| Document excerpt |

------------------------------

The Annual Belvoir Hunt Boxing Day Meet in Grantham will not be going ahead for the second year running.
In a correspondence from SKDC sent to us by an anonymous member of the public this morning, it states
“Thank you for your enquiry regarding the Boxing Day/New Years Day Hunt Meets.
We are advised by our Head of Corporate Operations, that the hunt will not be visiting Grantham over the festive period.
As such we can confirm that South Kesteven District Council will not be hosting the hunt on its land on Boxing Day or New Years Day.”
A representative from Grantham Against Bloodsports said “The cancellation of the Belvoir Hunt, Boxing Day meeting should have taken place in 2018 following the serious assaults carried out by Hunt employees and four masked men on two Hunt Monitors.
“GABS raised these issues at SKDC meetings in the following years, but they failed to act.
“Following that conviction, we highlighted serious short-comings in the safety, organisation and
management of the Boxing Day meeting.”
This was highlighted at the Grantham Charter Trustees
meeting in Jan 2019 when the following statement was made by a councillor.
“In the past the Greeting of The Hunt was done ‘on the nod’ and that no paperwork was filled in, no
one was advised and that telephone calls were made, the Hunt attended, drinks were given and
people turned out for the Event. It turns out that we were ‘wrong’ or the Hunt was wrong about
where the responsibility lay with regards to The Hunt”

------------------------------

| Recorded data |
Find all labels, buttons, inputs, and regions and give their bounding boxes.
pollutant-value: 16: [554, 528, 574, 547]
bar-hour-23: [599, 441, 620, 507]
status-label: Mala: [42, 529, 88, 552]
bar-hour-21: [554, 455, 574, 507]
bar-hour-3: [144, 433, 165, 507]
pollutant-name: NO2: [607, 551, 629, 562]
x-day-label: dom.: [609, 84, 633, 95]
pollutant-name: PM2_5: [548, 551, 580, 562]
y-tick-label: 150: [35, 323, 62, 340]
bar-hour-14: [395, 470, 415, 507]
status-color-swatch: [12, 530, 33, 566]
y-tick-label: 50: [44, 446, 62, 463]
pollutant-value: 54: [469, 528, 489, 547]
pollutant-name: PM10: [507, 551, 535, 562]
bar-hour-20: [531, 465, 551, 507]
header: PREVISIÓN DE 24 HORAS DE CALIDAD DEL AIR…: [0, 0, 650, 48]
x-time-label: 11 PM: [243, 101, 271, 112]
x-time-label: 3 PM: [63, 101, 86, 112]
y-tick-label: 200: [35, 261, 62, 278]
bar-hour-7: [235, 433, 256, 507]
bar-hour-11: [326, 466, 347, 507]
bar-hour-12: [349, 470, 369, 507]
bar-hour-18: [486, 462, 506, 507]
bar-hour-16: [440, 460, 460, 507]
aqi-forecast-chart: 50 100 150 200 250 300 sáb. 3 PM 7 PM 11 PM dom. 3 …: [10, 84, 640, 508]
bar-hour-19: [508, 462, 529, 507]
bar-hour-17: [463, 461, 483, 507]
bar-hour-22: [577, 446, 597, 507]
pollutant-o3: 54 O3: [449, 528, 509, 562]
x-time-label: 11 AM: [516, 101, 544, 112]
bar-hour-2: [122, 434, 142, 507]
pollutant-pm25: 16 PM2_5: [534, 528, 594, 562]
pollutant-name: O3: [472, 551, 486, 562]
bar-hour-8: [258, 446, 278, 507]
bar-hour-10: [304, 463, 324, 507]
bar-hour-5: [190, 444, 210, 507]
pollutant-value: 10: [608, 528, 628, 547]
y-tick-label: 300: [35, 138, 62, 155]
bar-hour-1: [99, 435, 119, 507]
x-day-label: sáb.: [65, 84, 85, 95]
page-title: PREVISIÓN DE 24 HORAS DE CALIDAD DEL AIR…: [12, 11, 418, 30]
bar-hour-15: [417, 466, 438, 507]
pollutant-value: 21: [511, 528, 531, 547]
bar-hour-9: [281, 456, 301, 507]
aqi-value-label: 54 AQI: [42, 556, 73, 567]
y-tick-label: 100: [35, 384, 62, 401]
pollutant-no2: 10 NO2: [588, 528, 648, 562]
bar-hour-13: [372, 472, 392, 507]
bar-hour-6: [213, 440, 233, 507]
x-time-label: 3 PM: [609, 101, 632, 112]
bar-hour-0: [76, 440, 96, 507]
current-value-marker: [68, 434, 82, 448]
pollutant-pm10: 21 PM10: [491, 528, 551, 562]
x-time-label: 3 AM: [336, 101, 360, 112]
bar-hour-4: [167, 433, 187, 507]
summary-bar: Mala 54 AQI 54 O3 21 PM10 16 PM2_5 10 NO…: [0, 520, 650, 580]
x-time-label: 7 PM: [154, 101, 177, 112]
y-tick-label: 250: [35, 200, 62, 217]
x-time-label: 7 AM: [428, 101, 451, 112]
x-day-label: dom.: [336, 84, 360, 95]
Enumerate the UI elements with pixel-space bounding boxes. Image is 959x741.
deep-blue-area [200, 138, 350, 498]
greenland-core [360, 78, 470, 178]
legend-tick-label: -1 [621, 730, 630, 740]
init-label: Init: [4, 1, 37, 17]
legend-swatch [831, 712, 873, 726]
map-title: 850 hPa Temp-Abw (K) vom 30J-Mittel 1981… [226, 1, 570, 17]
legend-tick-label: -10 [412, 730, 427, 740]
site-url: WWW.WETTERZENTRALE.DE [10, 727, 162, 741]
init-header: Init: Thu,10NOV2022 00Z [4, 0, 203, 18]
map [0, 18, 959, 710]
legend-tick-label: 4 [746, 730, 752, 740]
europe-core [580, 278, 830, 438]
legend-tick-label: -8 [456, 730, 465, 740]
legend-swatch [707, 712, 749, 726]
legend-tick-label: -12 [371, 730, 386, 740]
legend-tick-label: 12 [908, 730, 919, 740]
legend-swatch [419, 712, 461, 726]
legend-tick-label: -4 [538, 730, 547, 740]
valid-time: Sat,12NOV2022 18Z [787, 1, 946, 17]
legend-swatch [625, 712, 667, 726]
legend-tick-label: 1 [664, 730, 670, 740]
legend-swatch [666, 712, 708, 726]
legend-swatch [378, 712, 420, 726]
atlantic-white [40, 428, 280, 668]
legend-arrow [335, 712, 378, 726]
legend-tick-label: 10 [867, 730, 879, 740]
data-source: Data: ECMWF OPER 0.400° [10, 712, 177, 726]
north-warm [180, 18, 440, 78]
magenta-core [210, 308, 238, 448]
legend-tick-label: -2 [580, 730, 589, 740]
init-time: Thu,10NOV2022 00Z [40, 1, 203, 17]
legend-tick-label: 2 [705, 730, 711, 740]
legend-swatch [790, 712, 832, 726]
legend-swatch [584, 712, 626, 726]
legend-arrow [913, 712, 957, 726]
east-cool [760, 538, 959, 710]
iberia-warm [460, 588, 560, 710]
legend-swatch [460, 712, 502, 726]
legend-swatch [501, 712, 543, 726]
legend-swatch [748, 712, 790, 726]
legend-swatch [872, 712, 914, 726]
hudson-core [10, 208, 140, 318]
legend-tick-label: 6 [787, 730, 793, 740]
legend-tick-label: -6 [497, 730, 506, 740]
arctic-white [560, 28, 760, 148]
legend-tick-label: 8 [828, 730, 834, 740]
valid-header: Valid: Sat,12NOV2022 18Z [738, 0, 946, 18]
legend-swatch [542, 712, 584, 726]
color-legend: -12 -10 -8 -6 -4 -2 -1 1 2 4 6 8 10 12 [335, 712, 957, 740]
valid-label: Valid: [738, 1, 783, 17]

------------------------------

| Exercise objective |
In the article on the Belvoir Hunt Boxing Day meet, who told the council that the hunt would not be visiting Grantham over the festive period?

| Answer to this exercise |
The council's Head of Corporate Operations.